DIRECTIVE
Repeat every record below exactly as written.

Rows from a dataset
####

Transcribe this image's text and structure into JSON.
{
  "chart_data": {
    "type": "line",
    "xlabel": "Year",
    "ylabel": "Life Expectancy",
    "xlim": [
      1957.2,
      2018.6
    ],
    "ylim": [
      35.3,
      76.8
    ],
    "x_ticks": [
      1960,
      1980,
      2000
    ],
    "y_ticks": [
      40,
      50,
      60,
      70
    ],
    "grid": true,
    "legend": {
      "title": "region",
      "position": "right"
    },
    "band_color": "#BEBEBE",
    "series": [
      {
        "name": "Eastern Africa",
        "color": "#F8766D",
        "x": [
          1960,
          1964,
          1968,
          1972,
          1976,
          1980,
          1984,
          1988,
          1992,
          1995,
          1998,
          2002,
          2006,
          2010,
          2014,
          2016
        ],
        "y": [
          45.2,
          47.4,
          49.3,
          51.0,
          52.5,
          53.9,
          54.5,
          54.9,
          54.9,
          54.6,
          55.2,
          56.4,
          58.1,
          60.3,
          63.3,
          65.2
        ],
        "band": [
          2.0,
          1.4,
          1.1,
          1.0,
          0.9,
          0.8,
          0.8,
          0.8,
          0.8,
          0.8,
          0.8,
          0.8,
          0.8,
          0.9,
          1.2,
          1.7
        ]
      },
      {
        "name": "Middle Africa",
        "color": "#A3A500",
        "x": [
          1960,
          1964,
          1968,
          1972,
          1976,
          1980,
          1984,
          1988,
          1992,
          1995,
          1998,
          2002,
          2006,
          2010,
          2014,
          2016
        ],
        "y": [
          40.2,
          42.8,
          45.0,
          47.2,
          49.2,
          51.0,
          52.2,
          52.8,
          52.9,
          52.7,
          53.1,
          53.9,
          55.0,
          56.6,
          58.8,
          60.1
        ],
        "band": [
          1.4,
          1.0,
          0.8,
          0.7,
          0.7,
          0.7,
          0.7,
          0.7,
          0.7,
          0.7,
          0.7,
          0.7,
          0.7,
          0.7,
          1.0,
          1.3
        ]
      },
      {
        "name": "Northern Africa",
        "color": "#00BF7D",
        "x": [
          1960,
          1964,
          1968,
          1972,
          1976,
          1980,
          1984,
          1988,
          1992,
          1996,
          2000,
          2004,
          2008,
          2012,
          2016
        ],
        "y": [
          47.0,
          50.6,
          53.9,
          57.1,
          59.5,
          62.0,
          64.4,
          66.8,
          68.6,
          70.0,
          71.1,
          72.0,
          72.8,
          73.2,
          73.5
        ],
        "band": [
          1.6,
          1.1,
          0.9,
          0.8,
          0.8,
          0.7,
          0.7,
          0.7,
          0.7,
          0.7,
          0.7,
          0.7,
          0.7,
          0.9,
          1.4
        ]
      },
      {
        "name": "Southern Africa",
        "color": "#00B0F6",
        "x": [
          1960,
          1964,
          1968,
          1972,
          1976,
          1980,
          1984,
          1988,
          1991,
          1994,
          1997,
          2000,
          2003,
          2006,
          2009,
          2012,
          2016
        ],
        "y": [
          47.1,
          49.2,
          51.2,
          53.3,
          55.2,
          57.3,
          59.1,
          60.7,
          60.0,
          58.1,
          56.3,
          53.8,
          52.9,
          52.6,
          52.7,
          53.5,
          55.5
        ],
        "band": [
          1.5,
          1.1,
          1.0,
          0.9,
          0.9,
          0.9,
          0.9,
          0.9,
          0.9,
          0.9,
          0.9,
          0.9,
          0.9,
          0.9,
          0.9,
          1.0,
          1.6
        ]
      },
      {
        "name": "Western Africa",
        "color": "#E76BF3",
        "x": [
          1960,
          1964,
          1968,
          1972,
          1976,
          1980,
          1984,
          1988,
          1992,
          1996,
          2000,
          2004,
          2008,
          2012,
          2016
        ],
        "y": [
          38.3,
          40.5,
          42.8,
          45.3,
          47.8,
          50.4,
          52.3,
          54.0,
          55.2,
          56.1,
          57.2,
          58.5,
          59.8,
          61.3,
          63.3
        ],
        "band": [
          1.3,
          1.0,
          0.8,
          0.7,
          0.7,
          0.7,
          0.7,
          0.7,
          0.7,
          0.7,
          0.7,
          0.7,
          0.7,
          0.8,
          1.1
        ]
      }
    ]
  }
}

####

IN RESPONSE
Transcribe this image's text and structure into JSON.
{
  "chart_data": {
    "type": "line",
    "xlabel": "Year",
    "ylabel": "Life Expectancy",
    "xlim": [
      1957.2,
      2018.6
    ],
    "ylim": [
      35.3,
      76.8
    ],
    "x_ticks": [
      1960,
      1980,
      2000
    ],
    "y_ticks": [
      40,
      50,
      60,
      70
    ],
    "grid": true,
    "legend": {
      "title": "region",
      "position": "right"
    },
    "band_color": "#BEBEBE",
    "series": [
      {
        "name": "Eastern Africa",
        "color": "#F8766D",
        "x": [
          1960,
          1964,
          1968,
          1972,
          1976,
          1980,
          1984,
          1988,
          1992,
          1995,
          1998,
          2002,
          2006,
          2010,
          2014,
          2016
        ],
        "y": [
          45.2,
          47.4,
          49.3,
          51.0,
          52.5,
          53.9,
          54.5,
          54.9,
          54.9,
          54.6,
          55.2,
          56.4,
          58.1,
          60.3,
          63.3,
          65.2
        ],
        "band": [
          2.0,
          1.4,
          1.1,
          1.0,
          0.9,
          0.8,
          0.8,
          0.8,
          0.8,
          0.8,
          0.8,
          0.8,
          0.8,
          0.9,
          1.2,
          1.7
        ]
      },
      {
        "name": "Middle Africa",
        "color": "#A3A500",
        "x": [
          1960,
          1964,
          1968,
          1972,
          1976,
          1980,
          1984,
          1988,
          1992,
          1995,
          1998,
          2002,
          2006,
          2010,
          2014,
          2016
        ],
        "y": [
          40.2,
          42.8,
          45.0,
          47.2,
          49.2,
          51.0,
          52.2,
          52.8,
          52.9,
          52.7,
          53.1,
          53.9,
          55.0,
          56.6,
          58.8,
          60.1
        ],
        "band": [
          1.4,
          1.0,
          0.8,
          0.7,
          0.7,
          0.7,
          0.7,
          0.7,
          0.7,
          0.7,
          0.7,
          0.7,
          0.7,
          0.7,
          1.0,
          1.3
        ]
      },
      {
        "name": "Northern Africa",
        "color": "#00BF7D",
        "x": [
          1960,
          1964,
          1968,
          1972,
          1976,
          1980,
          1984,
          1988,
          1992,
          1996,
          2000,
          2004,
          2008,
          2012,
          2016
        ],
        "y": [
          47.0,
          50.6,
          53.9,
          57.1,
          59.5,
          62.0,
          64.4,
          66.8,
          68.6,
          70.0,
          71.1,
          72.0,
          72.8,
          73.2,
          73.5
        ],
        "band": [
          1.6,
          1.1,
          0.9,
          0.8,
          0.8,
          0.7,
          0.7,
          0.7,
          0.7,
          0.7,
          0.7,
          0.7,
          0.7,
          0.9,
          1.4
        ]
      },
      {
        "name": "Southern Africa",
        "color": "#00B0F6",
        "x": [
          1960,
          1964,
          1968,
          1972,
          1976,
          1980,
          1984,
          1988,
          1991,
          1994,
          1997,
          2000,
          2003,
          2006,
          2009,
          2012,
          2016
        ],
        "y": [
          47.1,
          49.2,
          51.2,
          53.3,
          55.2,
          57.3,
          59.1,
          60.7,
          60.0,
          58.1,
          56.3,
          53.8,
          52.9,
          52.6,
          52.7,
          53.5,
          55.5
        ],
        "band": [
          1.5,
          1.1,
          1.0,
          0.9,
          0.9,
          0.9,
          0.9,
          0.9,
          0.9,
          0.9,
          0.9,
          0.9,
          0.9,
          0.9,
          0.9,
          1.0,
          1.6
        ]
      },
      {
        "name": "Western Africa",
        "color": "#E76BF3",
        "x": [
          1960,
          1964,
          1968,
          1972,
          1976,
          1980,
          1984,
          1988,
          1992,
          1996,
          2000,
          2004,
          2008,
          2012,
          2016
        ],
        "y": [
          38.3,
          40.5,
          42.8,
          45.3,
          47.8,
          50.4,
          52.3,
          54.0,
          55.2,
          56.1,
          57.2,
          58.5,
          59.8,
          61.3,
          63.3
        ],
        "band": [
          1.3,
          1.0,
          0.8,
          0.7,
          0.7,
          0.7,
          0.7,
          0.7,
          0.7,
          0.7,
          0.7,
          0.7,
          0.7,
          0.8,
          1.1
        ]
      }
    ]
  }
}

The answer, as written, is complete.